Write out all of the entries that follow, word for word, but skip the pictures.

☆ ☆ ☆ ☆

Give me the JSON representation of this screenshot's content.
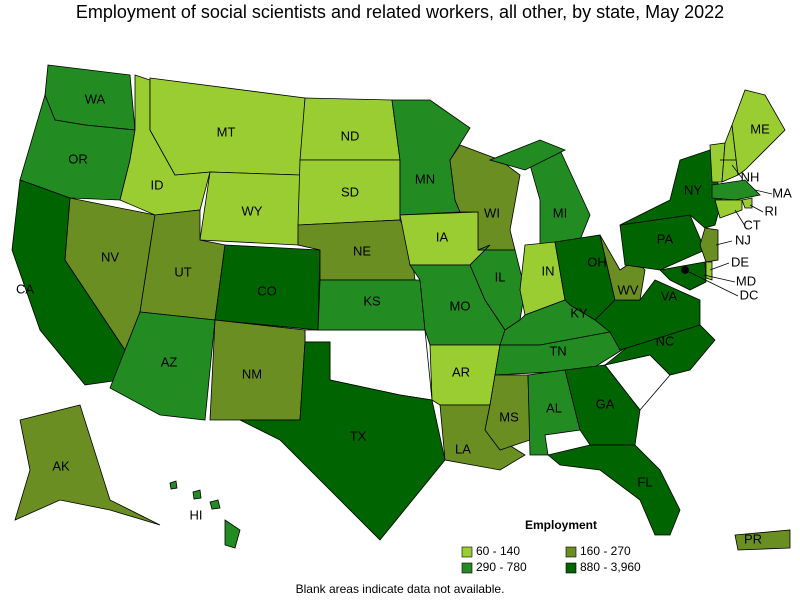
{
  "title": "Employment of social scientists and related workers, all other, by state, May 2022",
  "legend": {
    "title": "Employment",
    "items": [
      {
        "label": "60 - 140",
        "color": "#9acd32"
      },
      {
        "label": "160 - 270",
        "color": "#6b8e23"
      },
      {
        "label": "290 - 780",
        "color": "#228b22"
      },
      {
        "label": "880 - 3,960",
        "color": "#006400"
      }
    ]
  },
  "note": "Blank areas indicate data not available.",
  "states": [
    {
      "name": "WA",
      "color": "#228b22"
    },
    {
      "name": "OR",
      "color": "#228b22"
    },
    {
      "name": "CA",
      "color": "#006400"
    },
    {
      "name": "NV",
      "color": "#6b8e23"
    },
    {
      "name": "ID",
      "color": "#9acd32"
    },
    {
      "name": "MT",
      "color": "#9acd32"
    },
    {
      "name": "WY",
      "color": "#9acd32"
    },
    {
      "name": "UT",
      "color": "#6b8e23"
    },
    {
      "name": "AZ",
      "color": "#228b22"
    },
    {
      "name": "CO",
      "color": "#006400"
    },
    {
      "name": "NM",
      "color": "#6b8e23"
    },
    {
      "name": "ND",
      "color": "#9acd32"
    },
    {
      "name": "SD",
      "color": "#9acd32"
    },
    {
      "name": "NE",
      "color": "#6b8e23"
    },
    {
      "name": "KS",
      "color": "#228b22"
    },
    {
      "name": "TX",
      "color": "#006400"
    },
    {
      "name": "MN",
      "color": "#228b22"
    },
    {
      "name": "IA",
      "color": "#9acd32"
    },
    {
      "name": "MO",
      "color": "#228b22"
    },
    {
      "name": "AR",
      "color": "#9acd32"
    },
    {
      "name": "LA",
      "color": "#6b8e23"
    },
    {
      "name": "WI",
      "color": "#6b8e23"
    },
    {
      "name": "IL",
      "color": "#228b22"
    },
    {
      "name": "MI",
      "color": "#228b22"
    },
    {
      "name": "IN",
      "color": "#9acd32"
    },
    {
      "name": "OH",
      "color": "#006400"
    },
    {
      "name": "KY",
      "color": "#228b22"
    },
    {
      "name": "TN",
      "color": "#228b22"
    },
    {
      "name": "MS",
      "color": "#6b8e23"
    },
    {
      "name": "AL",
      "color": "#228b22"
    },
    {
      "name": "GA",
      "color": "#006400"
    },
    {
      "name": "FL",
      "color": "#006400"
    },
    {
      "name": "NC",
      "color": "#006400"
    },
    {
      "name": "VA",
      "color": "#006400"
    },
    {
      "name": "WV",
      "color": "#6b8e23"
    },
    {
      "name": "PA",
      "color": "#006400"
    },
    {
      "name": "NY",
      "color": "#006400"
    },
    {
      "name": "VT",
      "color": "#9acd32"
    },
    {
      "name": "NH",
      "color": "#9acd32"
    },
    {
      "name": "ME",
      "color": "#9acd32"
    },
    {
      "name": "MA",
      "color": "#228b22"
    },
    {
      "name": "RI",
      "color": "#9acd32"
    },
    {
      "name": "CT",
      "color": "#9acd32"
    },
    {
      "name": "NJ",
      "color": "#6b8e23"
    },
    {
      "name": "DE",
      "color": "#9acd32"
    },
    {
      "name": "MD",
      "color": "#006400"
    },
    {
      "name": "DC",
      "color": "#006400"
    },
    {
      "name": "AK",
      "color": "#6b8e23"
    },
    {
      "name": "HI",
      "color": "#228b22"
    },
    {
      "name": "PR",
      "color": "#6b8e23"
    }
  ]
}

☆ ☆ ☆ ☆

■ Written response
Give me the JSON representation of this screenshot's content.
{
  "title": "Employment of social scientists and related workers, all other, by state, May 2022",
  "legend": {
    "title": "Employment",
    "items": [
      {
        "label": "60 - 140",
        "color": "#9acd32"
      },
      {
        "label": "160 - 270",
        "color": "#6b8e23"
      },
      {
        "label": "290 - 780",
        "color": "#228b22"
      },
      {
        "label": "880 - 3,960",
        "color": "#006400"
      }
    ]
  },
  "note": "Blank areas indicate data not available.",
  "states": [
    {
      "name": "WA",
      "color": "#228b22"
    },
    {
      "name": "OR",
      "color": "#228b22"
    },
    {
      "name": "CA",
      "color": "#006400"
    },
    {
      "name": "NV",
      "color": "#6b8e23"
    },
    {
      "name": "ID",
      "color": "#9acd32"
    },
    {
      "name": "MT",
      "color": "#9acd32"
    },
    {
      "name": "WY",
      "color": "#9acd32"
    },
    {
      "name": "UT",
      "color": "#6b8e23"
    },
    {
      "name": "AZ",
      "color": "#228b22"
    },
    {
      "name": "CO",
      "color": "#006400"
    },
    {
      "name": "NM",
      "color": "#6b8e23"
    },
    {
      "name": "ND",
      "color": "#9acd32"
    },
    {
      "name": "SD",
      "color": "#9acd32"
    },
    {
      "name": "NE",
      "color": "#6b8e23"
    },
    {
      "name": "KS",
      "color": "#228b22"
    },
    {
      "name": "TX",
      "color": "#006400"
    },
    {
      "name": "MN",
      "color": "#228b22"
    },
    {
      "name": "IA",
      "color": "#9acd32"
    },
    {
      "name": "MO",
      "color": "#228b22"
    },
    {
      "name": "AR",
      "color": "#9acd32"
    },
    {
      "name": "LA",
      "color": "#6b8e23"
    },
    {
      "name": "WI",
      "color": "#6b8e23"
    },
    {
      "name": "IL",
      "color": "#228b22"
    },
    {
      "name": "MI",
      "color": "#228b22"
    },
    {
      "name": "IN",
      "color": "#9acd32"
    },
    {
      "name": "OH",
      "color": "#006400"
    },
    {
      "name": "KY",
      "color": "#228b22"
    },
    {
      "name": "TN",
      "color": "#228b22"
    },
    {
      "name": "MS",
      "color": "#6b8e23"
    },
    {
      "name": "AL",
      "color": "#228b22"
    },
    {
      "name": "GA",
      "color": "#006400"
    },
    {
      "name": "FL",
      "color": "#006400"
    },
    {
      "name": "NC",
      "color": "#006400"
    },
    {
      "name": "VA",
      "color": "#006400"
    },
    {
      "name": "WV",
      "color": "#6b8e23"
    },
    {
      "name": "PA",
      "color": "#006400"
    },
    {
      "name": "NY",
      "color": "#006400"
    },
    {
      "name": "VT",
      "color": "#9acd32"
    },
    {
      "name": "NH",
      "color": "#9acd32"
    },
    {
      "name": "ME",
      "color": "#9acd32"
    },
    {
      "name": "MA",
      "color": "#228b22"
    },
    {
      "name": "RI",
      "color": "#9acd32"
    },
    {
      "name": "CT",
      "color": "#9acd32"
    },
    {
      "name": "NJ",
      "color": "#6b8e23"
    },
    {
      "name": "DE",
      "color": "#9acd32"
    },
    {
      "name": "MD",
      "color": "#006400"
    },
    {
      "name": "DC",
      "color": "#006400"
    },
    {
      "name": "AK",
      "color": "#6b8e23"
    },
    {
      "name": "HI",
      "color": "#228b22"
    },
    {
      "name": "PR",
      "color": "#6b8e23"
    }
  ]
}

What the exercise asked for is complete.